## Stated problem
Please set down every line of the listing below, word for word and in the same order.

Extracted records

------------

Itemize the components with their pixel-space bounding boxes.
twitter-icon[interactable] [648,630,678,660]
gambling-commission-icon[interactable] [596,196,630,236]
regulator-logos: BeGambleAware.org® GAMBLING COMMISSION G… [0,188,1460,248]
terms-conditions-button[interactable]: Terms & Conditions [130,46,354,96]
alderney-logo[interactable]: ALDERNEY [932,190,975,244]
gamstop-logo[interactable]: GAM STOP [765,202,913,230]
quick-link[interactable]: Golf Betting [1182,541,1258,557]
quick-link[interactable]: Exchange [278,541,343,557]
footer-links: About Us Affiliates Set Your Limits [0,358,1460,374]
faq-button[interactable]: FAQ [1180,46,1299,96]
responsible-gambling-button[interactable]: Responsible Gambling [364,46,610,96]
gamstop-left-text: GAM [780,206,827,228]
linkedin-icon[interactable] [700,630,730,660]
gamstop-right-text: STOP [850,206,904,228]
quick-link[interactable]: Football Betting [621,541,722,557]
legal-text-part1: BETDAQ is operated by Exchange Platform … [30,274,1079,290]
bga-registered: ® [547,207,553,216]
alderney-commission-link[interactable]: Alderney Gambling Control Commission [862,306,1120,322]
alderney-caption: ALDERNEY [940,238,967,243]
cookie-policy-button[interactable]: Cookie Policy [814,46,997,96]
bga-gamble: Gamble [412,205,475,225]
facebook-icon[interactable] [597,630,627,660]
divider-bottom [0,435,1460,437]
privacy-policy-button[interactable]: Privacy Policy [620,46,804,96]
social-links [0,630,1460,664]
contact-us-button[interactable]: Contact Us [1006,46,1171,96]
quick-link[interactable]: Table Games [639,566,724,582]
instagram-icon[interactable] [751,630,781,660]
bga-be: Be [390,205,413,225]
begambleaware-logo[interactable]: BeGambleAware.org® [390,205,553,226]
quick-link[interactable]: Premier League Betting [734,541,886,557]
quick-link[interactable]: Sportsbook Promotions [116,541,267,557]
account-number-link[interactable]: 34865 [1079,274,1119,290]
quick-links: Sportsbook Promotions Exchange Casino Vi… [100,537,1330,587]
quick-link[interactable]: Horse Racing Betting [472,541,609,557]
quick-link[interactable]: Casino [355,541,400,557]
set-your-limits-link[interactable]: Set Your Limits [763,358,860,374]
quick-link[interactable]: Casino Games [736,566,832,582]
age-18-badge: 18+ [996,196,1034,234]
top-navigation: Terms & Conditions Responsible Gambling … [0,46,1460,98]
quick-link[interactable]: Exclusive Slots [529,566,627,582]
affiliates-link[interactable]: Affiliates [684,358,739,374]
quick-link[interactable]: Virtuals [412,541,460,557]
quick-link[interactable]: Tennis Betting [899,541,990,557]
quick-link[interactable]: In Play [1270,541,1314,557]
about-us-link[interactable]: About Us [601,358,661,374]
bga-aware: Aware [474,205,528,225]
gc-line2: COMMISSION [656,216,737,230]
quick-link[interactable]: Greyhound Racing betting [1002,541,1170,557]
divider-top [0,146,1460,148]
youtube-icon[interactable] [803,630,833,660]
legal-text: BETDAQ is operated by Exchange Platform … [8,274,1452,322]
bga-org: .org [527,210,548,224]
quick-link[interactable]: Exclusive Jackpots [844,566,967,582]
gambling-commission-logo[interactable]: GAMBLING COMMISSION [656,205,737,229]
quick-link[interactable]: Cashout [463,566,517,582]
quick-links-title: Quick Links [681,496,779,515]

------------

## Solution below
Itemize the components with their pixel-space bounding boxes.
twitter-icon[interactable] [648,630,678,660]
gambling-commission-icon[interactable] [596,196,630,236]
regulator-logos: BeGambleAware.org® GAMBLING COMMISSION G… [0,188,1460,248]
terms-conditions-button[interactable]: Terms & Conditions [130,46,354,96]
alderney-logo[interactable]: ALDERNEY [932,190,975,244]
gamstop-logo[interactable]: GAM STOP [765,202,913,230]
quick-link[interactable]: Golf Betting [1182,541,1258,557]
quick-link[interactable]: Exchange [278,541,343,557]
footer-links: About Us Affiliates Set Your Limits [0,358,1460,374]
faq-button[interactable]: FAQ [1180,46,1299,96]
responsible-gambling-button[interactable]: Responsible Gambling [364,46,610,96]
gamstop-left-text: GAM [780,206,827,228]
linkedin-icon[interactable] [700,630,730,660]
gamstop-right-text: STOP [850,206,904,228]
quick-link[interactable]: Football Betting [621,541,722,557]
legal-text-part1: BETDAQ is operated by Exchange Platform … [30,274,1079,290]
bga-registered: ® [547,207,553,216]
alderney-commission-link[interactable]: Alderney Gambling Control Commission [862,306,1120,322]
alderney-caption: ALDERNEY [940,238,967,243]
cookie-policy-button[interactable]: Cookie Policy [814,46,997,96]
bga-gamble: Gamble [412,205,475,225]
facebook-icon[interactable] [597,630,627,660]
divider-bottom [0,435,1460,437]
privacy-policy-button[interactable]: Privacy Policy [620,46,804,96]
social-links [0,630,1460,664]
contact-us-button[interactable]: Contact Us [1006,46,1171,96]
quick-link[interactable]: Table Games [639,566,724,582]
instagram-icon[interactable] [751,630,781,660]
bga-be: Be [390,205,413,225]
begambleaware-logo[interactable]: BeGambleAware.org® [390,205,553,226]
quick-link[interactable]: Premier League Betting [734,541,886,557]
quick-link[interactable]: Sportsbook Promotions [116,541,267,557]
account-number-link[interactable]: 34865 [1079,274,1119,290]
quick-links: Sportsbook Promotions Exchange Casino Vi… [100,537,1330,587]
quick-link[interactable]: Horse Racing Betting [472,541,609,557]
quick-link[interactable]: Casino [355,541,400,557]
set-your-limits-link[interactable]: Set Your Limits [763,358,860,374]
quick-link[interactable]: Casino Games [736,566,832,582]
age-18-badge: 18+ [996,196,1034,234]
top-navigation: Terms & Conditions Responsible Gambling … [0,46,1460,98]
quick-link[interactable]: Exclusive Slots [529,566,627,582]
affiliates-link[interactable]: Affiliates [684,358,739,374]
quick-link[interactable]: Virtuals [412,541,460,557]
quick-link[interactable]: Tennis Betting [899,541,990,557]
quick-link[interactable]: In Play [1270,541,1314,557]
about-us-link[interactable]: About Us [601,358,661,374]
bga-aware: Aware [474,205,528,225]
gc-line2: COMMISSION [656,216,737,230]
quick-link[interactable]: Greyhound Racing betting [1002,541,1170,557]
divider-top [0,146,1460,148]
youtube-icon[interactable] [803,630,833,660]
legal-text: BETDAQ is operated by Exchange Platform … [8,274,1452,322]
bga-org: .org [527,210,548,224]
quick-link[interactable]: Exclusive Jackpots [844,566,967,582]
gambling-commission-logo[interactable]: GAMBLING COMMISSION [656,205,737,229]
quick-link[interactable]: Cashout [463,566,517,582]
quick-links-title: Quick Links [681,496,779,515]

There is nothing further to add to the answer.